§ **What is asked**
Find every line below that contains the word "JSON" and copy it out.

### Data rows

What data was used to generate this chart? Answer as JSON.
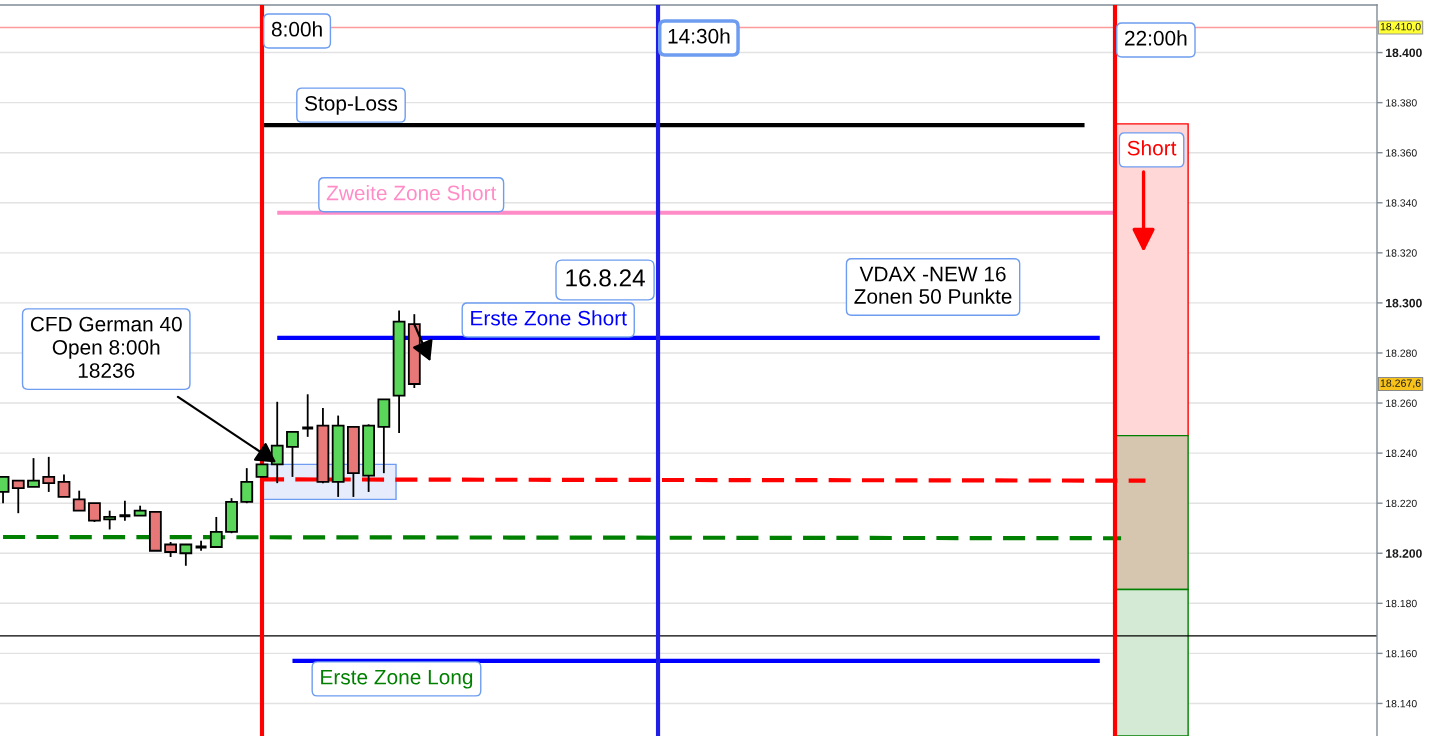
{
  "chart_data": {
    "type": "candlestick",
    "x": [
      3.75,
      4,
      4.25,
      4.5,
      4.75,
      5,
      5.25,
      5.5,
      5.75,
      6,
      6.25,
      6.5,
      6.75,
      7,
      7.25,
      7.5,
      7.75,
      8,
      8.25,
      8.5,
      8.75,
      9,
      9.25,
      9.5,
      9.75,
      10,
      10.25,
      10.5
    ],
    "ohlc": [
      [
        18224.5,
        18230.5,
        18220,
        18230.5
      ],
      [
        18229,
        18229,
        18216,
        18226
      ],
      [
        18226.5,
        18238,
        18226.5,
        18229
      ],
      [
        18230.5,
        18238.5,
        18224.5,
        18228
      ],
      [
        18228.5,
        18231.5,
        18222.5,
        18222.5
      ],
      [
        18221.5,
        18225,
        18217,
        18217
      ],
      [
        18220,
        18220,
        18212.5,
        18213
      ],
      [
        18213.5,
        18217,
        18209.5,
        18214.5
      ],
      [
        18215,
        18221,
        18213,
        18215
      ],
      [
        18215,
        18219,
        18215,
        18217
      ],
      [
        18216.5,
        18216.5,
        18201,
        18201
      ],
      [
        18203.5,
        18204.5,
        18198.5,
        18200.5
      ],
      [
        18200,
        18203.5,
        18195,
        18203.5
      ],
      [
        18202.5,
        18205,
        18201,
        18202.5
      ],
      [
        18202.5,
        18214.5,
        18202.5,
        18208.5
      ],
      [
        18208.5,
        18222,
        18208,
        18220.5
      ],
      [
        18220.5,
        18234,
        18220,
        18228.5
      ],
      [
        18230.5,
        18235.5,
        18230.5,
        18235.5
      ],
      [
        18235.5,
        18260.5,
        18228,
        18243
      ],
      [
        18242.5,
        18248.5,
        18230.5,
        18248.5
      ],
      [
        18250,
        18263.5,
        18246.5,
        18250
      ],
      [
        18251,
        18258,
        18228,
        18228.5
      ],
      [
        18228.5,
        18255,
        18222.5,
        18251
      ],
      [
        18250.5,
        18250.5,
        18222.5,
        18232
      ],
      [
        18231,
        18251.5,
        18224.5,
        18251
      ],
      [
        18250.5,
        18261.5,
        18232,
        18261.5
      ],
      [
        18263,
        18297,
        18248,
        18292.5
      ],
      [
        18291.5,
        18295.5,
        18266,
        18267.6
      ]
    ],
    "colors": [
      "#5ad65a",
      "#e87878",
      "#5ad65a",
      "#e87878",
      "#e87878",
      "#e87878",
      "#e87878",
      "#5ad65a",
      "#000000",
      "#5ad65a",
      "#e87878",
      "#e87878",
      "#5ad65a",
      "#000000",
      "#5ad65a",
      "#5ad65a",
      "#5ad65a",
      "#5ad65a",
      "#5ad65a",
      "#5ad65a",
      "#000000",
      "#e87878",
      "#5ad65a",
      "#e87878",
      "#5ad65a",
      "#5ad65a",
      "#5ad65a",
      "#e87878"
    ],
    "xlim": [
      3.7,
      26.3
    ],
    "ylim": [
      18127,
      18419
    ],
    "yticks": [
      {
        "value": 18140,
        "label": "18.140"
      },
      {
        "value": 18160,
        "label": "18.160"
      },
      {
        "value": 18180,
        "label": "18.180"
      },
      {
        "value": 18200,
        "label": "18.200"
      },
      {
        "value": 18220,
        "label": "18.220"
      },
      {
        "value": 18240,
        "label": "18.240"
      },
      {
        "value": 18260,
        "label": "18.260"
      },
      {
        "value": 18280,
        "label": "18.280"
      },
      {
        "value": 18300,
        "label": "18.300"
      },
      {
        "value": 18320,
        "label": "18.320"
      },
      {
        "value": 18340,
        "label": "18.340"
      },
      {
        "value": 18360,
        "label": "18.360"
      },
      {
        "value": 18380,
        "label": "18.380"
      },
      {
        "value": 18400,
        "label": "18.400"
      }
    ],
    "tick_labels": "y",
    "grid": "y",
    "series": [
      {
        "type": "bar",
        "x": [
          9.1
        ],
        "base": [
          18221.5
        ],
        "values": [
          14
        ],
        "color": "#e6ecfb"
      },
      {
        "type": "bar",
        "name": "Short",
        "x": [
          22.6
        ],
        "base": [
          18247
        ],
        "values": [
          124.5
        ],
        "color": "#ffd7d7"
      },
      {
        "type": "bar",
        "x": [
          22.6
        ],
        "base": [
          18185.5
        ],
        "values": [
          61.5
        ],
        "color": "#d6c6b0"
      },
      {
        "type": "bar",
        "x": [
          22.6
        ],
        "base": [
          18127
        ],
        "values": [
          58.5
        ],
        "color": "#d5ead5"
      },
      {
        "type": "line",
        "name": "Stop-Loss",
        "color": "#000000",
        "x": [
          8,
          21.5
        ],
        "values": [
          18371,
          18371
        ]
      },
      {
        "type": "line",
        "name": "Zweite Zone Short",
        "color": "#ff8cc6",
        "x": [
          8.25,
          22
        ],
        "values": [
          18336,
          18336
        ]
      },
      {
        "type": "line",
        "name": "Erste Zone Short",
        "color": "#0000ff",
        "x": [
          8.25,
          21.75
        ],
        "values": [
          18286,
          18286
        ]
      },
      {
        "type": "line",
        "color": "#ff0000",
        "line_style": "dashed",
        "x": [
          8,
          22.5
        ],
        "values": [
          18229.5,
          18229
        ]
      },
      {
        "type": "line",
        "color": "#008000",
        "line_style": "dashed",
        "x": [
          3.75,
          22.1
        ],
        "values": [
          18206.5,
          18206
        ]
      },
      {
        "type": "line",
        "name": "Erste Zone Long",
        "color": "#0000ff",
        "x": [
          8.5,
          21.75
        ],
        "values": [
          18157,
          18157
        ]
      }
    ],
    "ref_lines": [
      {
        "axis": "x",
        "value": 8,
        "label": "8:00h",
        "color": "#ff0000"
      },
      {
        "axis": "x",
        "value": 14.5,
        "label": "14:30h",
        "color": "#1f1fe6"
      },
      {
        "axis": "x",
        "value": 22,
        "label": "22:00h",
        "color": "#ff0000"
      },
      {
        "axis": "y",
        "value": 18410,
        "label": "18.410,0",
        "color": "#ff9a9a"
      },
      {
        "axis": "y",
        "value": 18167,
        "color": "#000000"
      }
    ],
    "annotations": [
      {
        "text": "CFD German 40\nOpen 8:00h\n18236",
        "x": 8.25,
        "y": 18236
      },
      "16.8.24",
      "VDAX -NEW 16\nZonen 50 Punkte",
      "18.267,6"
    ]
  }
}
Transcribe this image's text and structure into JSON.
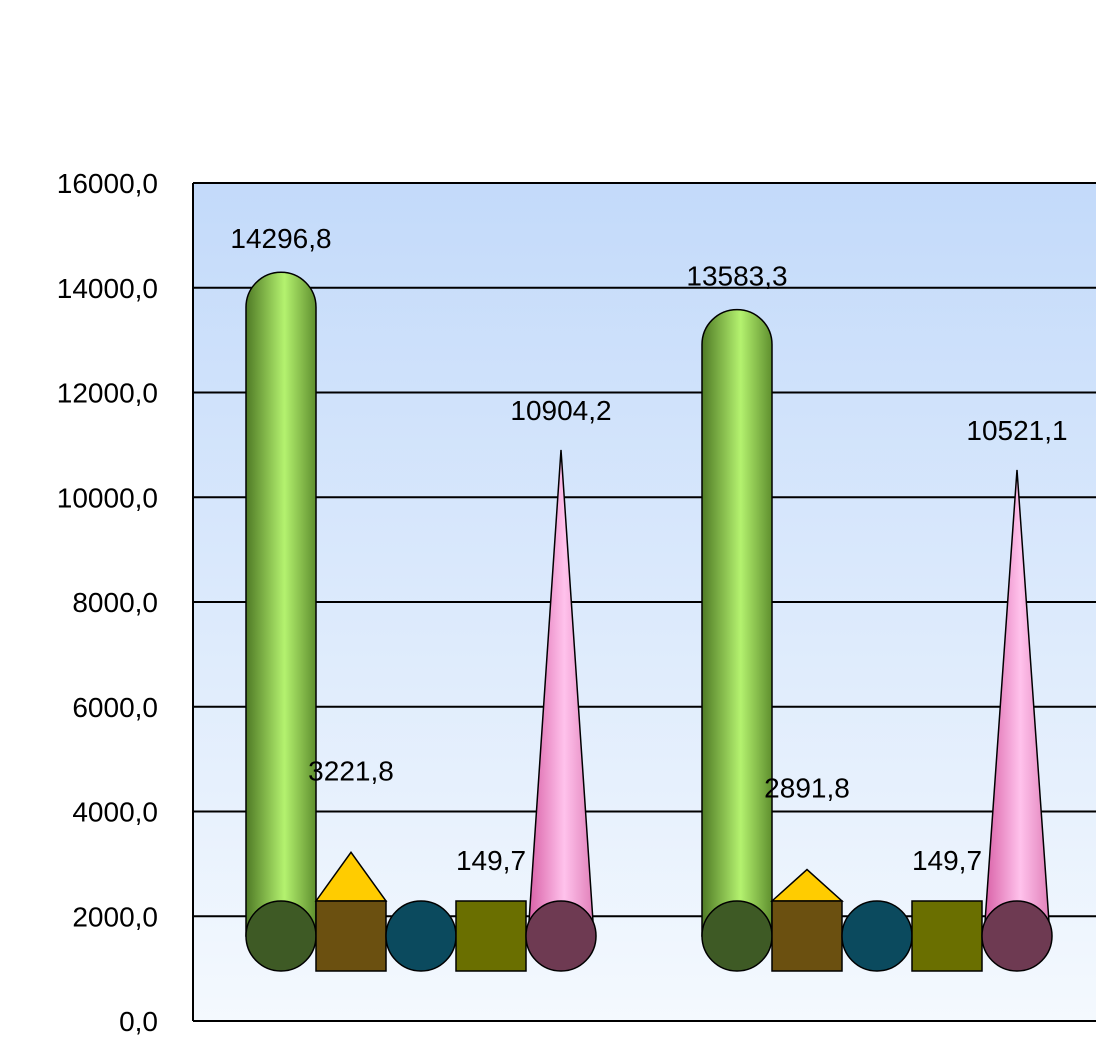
{
  "chart_data": {
    "type": "bar",
    "title": "",
    "xlabel": "",
    "ylabel": "",
    "ylim": [
      0,
      16000
    ],
    "y_ticks": [
      "0,0",
      "2000,0",
      "4000,0",
      "6000,0",
      "8000,0",
      "10000,0",
      "12000,0",
      "14000,0",
      "16000,0"
    ],
    "grid": true,
    "categories": [
      "",
      ""
    ],
    "series": [
      {
        "values": [
          14296.8,
          13583.3
        ],
        "labels": [
          "14296,8",
          "13583,3"
        ],
        "shape": "cylinder",
        "color": "#8ecb4a",
        "base_color": "#3e5a25"
      },
      {
        "values": [
          3221.8,
          2891.8
        ],
        "labels": [
          "3221,8",
          "2891,8"
        ],
        "shape": "pyramid",
        "color": "#ffcc00",
        "base_color": "#6b5010"
      },
      {
        "values": [
          149.7,
          149.7
        ],
        "labels": [
          "",
          ""
        ],
        "shape": "sphere",
        "color": "#0b4a5e",
        "base_color": "#0b4a5e"
      },
      {
        "values": [
          149.7,
          149.7
        ],
        "labels": [
          "149,7",
          "149,7"
        ],
        "shape": "box",
        "color": "#6a6f00",
        "base_color": "#6a6f00"
      },
      {
        "values": [
          10904.2,
          10521.1
        ],
        "labels": [
          "10904,2",
          "10521,1"
        ],
        "shape": "cone",
        "color": "#f59dd4",
        "base_color": "#6e3a52"
      }
    ]
  }
}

######

§ **Written solution**
What data was used to generate this chart? Answer as JSON.
Transcribe this image's text and structure into JSON.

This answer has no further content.